TASK DESCRIPTION: What follows is a block of records; reproduce all of it verbatim.
Start of EXTRACTED DATA
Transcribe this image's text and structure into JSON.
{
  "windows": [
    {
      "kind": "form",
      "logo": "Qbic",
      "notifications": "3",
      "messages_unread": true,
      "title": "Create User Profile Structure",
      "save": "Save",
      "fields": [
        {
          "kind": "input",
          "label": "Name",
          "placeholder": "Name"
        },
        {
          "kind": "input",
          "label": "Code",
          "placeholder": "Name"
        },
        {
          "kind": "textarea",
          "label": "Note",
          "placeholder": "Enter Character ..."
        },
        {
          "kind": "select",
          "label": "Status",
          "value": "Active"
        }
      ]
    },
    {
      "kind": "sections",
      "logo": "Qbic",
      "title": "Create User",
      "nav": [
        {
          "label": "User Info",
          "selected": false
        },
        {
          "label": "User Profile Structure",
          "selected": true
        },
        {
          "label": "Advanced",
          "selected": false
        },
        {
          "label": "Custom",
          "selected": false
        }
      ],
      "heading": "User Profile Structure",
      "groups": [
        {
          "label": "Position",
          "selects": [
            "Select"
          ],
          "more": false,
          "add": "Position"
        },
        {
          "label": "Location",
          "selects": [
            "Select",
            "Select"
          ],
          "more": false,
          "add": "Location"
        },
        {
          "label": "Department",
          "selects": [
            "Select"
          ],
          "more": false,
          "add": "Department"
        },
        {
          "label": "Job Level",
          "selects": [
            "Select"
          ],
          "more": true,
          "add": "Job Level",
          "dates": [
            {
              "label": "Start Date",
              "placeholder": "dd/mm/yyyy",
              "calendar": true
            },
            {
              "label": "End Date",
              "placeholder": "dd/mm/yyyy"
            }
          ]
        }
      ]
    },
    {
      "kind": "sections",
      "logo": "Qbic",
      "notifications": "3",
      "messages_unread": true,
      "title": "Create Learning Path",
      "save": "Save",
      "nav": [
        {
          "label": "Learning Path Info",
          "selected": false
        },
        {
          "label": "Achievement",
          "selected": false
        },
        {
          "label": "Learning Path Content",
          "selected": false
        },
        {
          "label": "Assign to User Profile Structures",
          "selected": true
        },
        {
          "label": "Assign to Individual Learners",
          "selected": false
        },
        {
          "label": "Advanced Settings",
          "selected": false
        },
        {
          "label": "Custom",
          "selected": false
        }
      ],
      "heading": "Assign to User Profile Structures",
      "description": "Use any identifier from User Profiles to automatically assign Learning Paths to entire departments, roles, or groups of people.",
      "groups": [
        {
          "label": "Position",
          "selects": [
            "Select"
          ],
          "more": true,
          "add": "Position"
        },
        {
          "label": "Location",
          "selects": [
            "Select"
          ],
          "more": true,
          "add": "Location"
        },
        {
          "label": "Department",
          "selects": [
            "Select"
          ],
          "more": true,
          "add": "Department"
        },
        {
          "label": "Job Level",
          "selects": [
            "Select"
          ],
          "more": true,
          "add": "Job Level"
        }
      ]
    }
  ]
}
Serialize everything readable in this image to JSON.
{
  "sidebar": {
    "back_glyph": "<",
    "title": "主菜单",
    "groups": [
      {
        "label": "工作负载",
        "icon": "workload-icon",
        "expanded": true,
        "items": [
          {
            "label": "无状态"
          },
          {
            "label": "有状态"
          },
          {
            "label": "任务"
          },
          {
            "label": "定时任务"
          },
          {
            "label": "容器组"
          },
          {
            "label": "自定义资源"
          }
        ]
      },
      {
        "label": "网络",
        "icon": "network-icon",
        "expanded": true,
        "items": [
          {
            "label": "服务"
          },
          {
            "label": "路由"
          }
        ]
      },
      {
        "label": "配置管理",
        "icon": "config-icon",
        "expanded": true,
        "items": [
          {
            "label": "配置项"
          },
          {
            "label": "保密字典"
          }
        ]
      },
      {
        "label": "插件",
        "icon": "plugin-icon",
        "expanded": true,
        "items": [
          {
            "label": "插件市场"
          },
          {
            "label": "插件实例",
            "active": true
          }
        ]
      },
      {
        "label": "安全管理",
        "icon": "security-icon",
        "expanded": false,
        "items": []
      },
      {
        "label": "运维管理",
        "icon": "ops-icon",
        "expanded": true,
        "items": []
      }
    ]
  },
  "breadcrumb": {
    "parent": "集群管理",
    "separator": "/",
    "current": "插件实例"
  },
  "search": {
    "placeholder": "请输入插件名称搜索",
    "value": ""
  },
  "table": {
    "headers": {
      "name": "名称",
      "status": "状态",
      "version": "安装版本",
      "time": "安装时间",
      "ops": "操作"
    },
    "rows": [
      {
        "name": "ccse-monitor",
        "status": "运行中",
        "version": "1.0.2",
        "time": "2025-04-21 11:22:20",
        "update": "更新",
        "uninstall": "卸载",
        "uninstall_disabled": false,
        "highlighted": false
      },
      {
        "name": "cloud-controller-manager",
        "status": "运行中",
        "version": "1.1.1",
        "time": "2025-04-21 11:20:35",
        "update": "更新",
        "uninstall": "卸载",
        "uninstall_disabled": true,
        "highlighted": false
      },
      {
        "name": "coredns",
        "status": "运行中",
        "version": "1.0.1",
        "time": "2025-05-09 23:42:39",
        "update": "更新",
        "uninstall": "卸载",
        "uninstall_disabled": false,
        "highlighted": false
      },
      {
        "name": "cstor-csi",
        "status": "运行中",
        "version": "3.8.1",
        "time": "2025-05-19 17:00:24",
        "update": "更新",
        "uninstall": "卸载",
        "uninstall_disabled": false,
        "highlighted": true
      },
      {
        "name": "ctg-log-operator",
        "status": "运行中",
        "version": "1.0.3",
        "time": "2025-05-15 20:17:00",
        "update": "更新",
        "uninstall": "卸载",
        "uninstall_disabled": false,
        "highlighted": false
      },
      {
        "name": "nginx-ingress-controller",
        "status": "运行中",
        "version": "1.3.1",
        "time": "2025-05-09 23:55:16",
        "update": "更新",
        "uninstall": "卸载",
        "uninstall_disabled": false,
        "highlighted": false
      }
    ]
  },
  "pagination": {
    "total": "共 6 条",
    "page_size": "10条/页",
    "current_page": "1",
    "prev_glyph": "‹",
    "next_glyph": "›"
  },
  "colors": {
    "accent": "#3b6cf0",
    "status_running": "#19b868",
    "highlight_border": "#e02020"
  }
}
End of EXTRACTED DATA
THE RESULT:
Transcribe this image's text and structure into JSON.
{
  "windows": [
    {
      "kind": "form",
      "logo": "Qbic",
      "notifications": "3",
      "messages_unread": true,
      "title": "Create User Profile Structure",
      "save": "Save",
      "fields": [
        {
          "kind": "input",
          "label": "Name",
          "placeholder": "Name"
        },
        {
          "kind": "input",
          "label": "Code",
          "placeholder": "Name"
        },
        {
          "kind": "textarea",
          "label": "Note",
          "placeholder": "Enter Character ..."
        },
        {
          "kind": "select",
          "label": "Status",
          "value": "Active"
        }
      ]
    },
    {
      "kind": "sections",
      "logo": "Qbic",
      "title": "Create User",
      "nav": [
        {
          "label": "User Info",
          "selected": false
        },
        {
          "label": "User Profile Structure",
          "selected": true
        },
        {
          "label": "Advanced",
          "selected": false
        },
        {
          "label": "Custom",
          "selected": false
        }
      ],
      "heading": "User Profile Structure",
      "groups": [
        {
          "label": "Position",
          "selects": [
            "Select"
          ],
          "more": false,
          "add": "Position"
        },
        {
          "label": "Location",
          "selects": [
            "Select",
            "Select"
          ],
          "more": false,
          "add": "Location"
        },
        {
          "label": "Department",
          "selects": [
            "Select"
          ],
          "more": false,
          "add": "Department"
        },
        {
          "label": "Job Level",
          "selects": [
            "Select"
          ],
          "more": true,
          "add": "Job Level",
          "dates": [
            {
              "label": "Start Date",
              "placeholder": "dd/mm/yyyy",
              "calendar": true
            },
            {
              "label": "End Date",
              "placeholder": "dd/mm/yyyy"
            }
          ]
        }
      ]
    },
    {
      "kind": "sections",
      "logo": "Qbic",
      "notifications": "3",
      "messages_unread": true,
      "title": "Create Learning Path",
      "save": "Save",
      "nav": [
        {
          "label": "Learning Path Info",
          "selected": false
        },
        {
          "label": "Achievement",
          "selected": false
        },
        {
          "label": "Learning Path Content",
          "selected": false
        },
        {
          "label": "Assign to User Profile Structures",
          "selected": true
        },
        {
          "label": "Assign to Individual Learners",
          "selected": false
        },
        {
          "label": "Advanced Settings",
          "selected": false
        },
        {
          "label": "Custom",
          "selected": false
        }
      ],
      "heading": "Assign to User Profile Structures",
      "description": "Use any identifier from User Profiles to automatically assign Learning Paths to entire departments, roles, or groups of people.",
      "groups": [
        {
          "label": "Position",
          "selects": [
            "Select"
          ],
          "more": true,
          "add": "Position"
        },
        {
          "label": "Location",
          "selects": [
            "Select"
          ],
          "more": true,
          "add": "Location"
        },
        {
          "label": "Department",
          "selects": [
            "Select"
          ],
          "more": true,
          "add": "Department"
        },
        {
          "label": "Job Level",
          "selects": [
            "Select"
          ],
          "more": true,
          "add": "Job Level"
        }
      ]
    }
  ]
}
Serialize everything readable in this image to JSON.
{
  "sidebar": {
    "back_glyph": "<",
    "title": "主菜单",
    "groups": [
      {
        "label": "工作负载",
        "icon": "workload-icon",
        "expanded": true,
        "items": [
          {
            "label": "无状态"
          },
          {
            "label": "有状态"
          },
          {
            "label": "任务"
          },
          {
            "label": "定时任务"
          },
          {
            "label": "容器组"
          },
          {
            "label": "自定义资源"
          }
        ]
      },
      {
        "label": "网络",
        "icon": "network-icon",
        "expanded": true,
        "items": [
          {
            "label": "服务"
          },
          {
            "label": "路由"
          }
        ]
      },
      {
        "label": "配置管理",
        "icon": "config-icon",
        "expanded": true,
        "items": [
          {
            "label": "配置项"
          },
          {
            "label": "保密字典"
          }
        ]
      },
      {
        "label": "插件",
        "icon": "plugin-icon",
        "expanded": true,
        "items": [
          {
            "label": "插件市场"
          },
          {
            "label": "插件实例",
            "active": true
          }
        ]
      },
      {
        "label": "安全管理",
        "icon": "security-icon",
        "expanded": false,
        "items": []
      },
      {
        "label": "运维管理",
        "icon": "ops-icon",
        "expanded": true,
        "items": []
      }
    ]
  },
  "breadcrumb": {
    "parent": "集群管理",
    "separator": "/",
    "current": "插件实例"
  },
  "search": {
    "placeholder": "请输入插件名称搜索",
    "value": ""
  },
  "table": {
    "headers": {
      "name": "名称",
      "status": "状态",
      "version": "安装版本",
      "time": "安装时间",
      "ops": "操作"
    },
    "rows": [
      {
        "name": "ccse-monitor",
        "status": "运行中",
        "version": "1.0.2",
        "time": "2025-04-21 11:22:20",
        "update": "更新",
        "uninstall": "卸载",
        "uninstall_disabled": false,
        "highlighted": false
      },
      {
        "name": "cloud-controller-manager",
        "status": "运行中",
        "version": "1.1.1",
        "time": "2025-04-21 11:20:35",
        "update": "更新",
        "uninstall": "卸载",
        "uninstall_disabled": true,
        "highlighted": false
      },
      {
        "name": "coredns",
        "status": "运行中",
        "version": "1.0.1",
        "time": "2025-05-09 23:42:39",
        "update": "更新",
        "uninstall": "卸载",
        "uninstall_disabled": false,
        "highlighted": false
      },
      {
        "name": "cstor-csi",
        "status": "运行中",
        "version": "3.8.1",
        "time": "2025-05-19 17:00:24",
        "update": "更新",
        "uninstall": "卸载",
        "uninstall_disabled": false,
        "highlighted": true
      },
      {
        "name": "ctg-log-operator",
        "status": "运行中",
        "version": "1.0.3",
        "time": "2025-05-15 20:17:00",
        "update": "更新",
        "uninstall": "卸载",
        "uninstall_disabled": false,
        "highlighted": false
      },
      {
        "name": "nginx-ingress-controller",
        "status": "运行中",
        "version": "1.3.1",
        "time": "2025-05-09 23:55:16",
        "update": "更新",
        "uninstall": "卸载",
        "uninstall_disabled": false,
        "highlighted": false
      }
    ]
  },
  "pagination": {
    "total": "共 6 条",
    "page_size": "10条/页",
    "current_page": "1",
    "prev_glyph": "‹",
    "next_glyph": "›"
  },
  "colors": {
    "accent": "#3b6cf0",
    "status_running": "#19b868",
    "highlight_border": "#e02020"
  }
}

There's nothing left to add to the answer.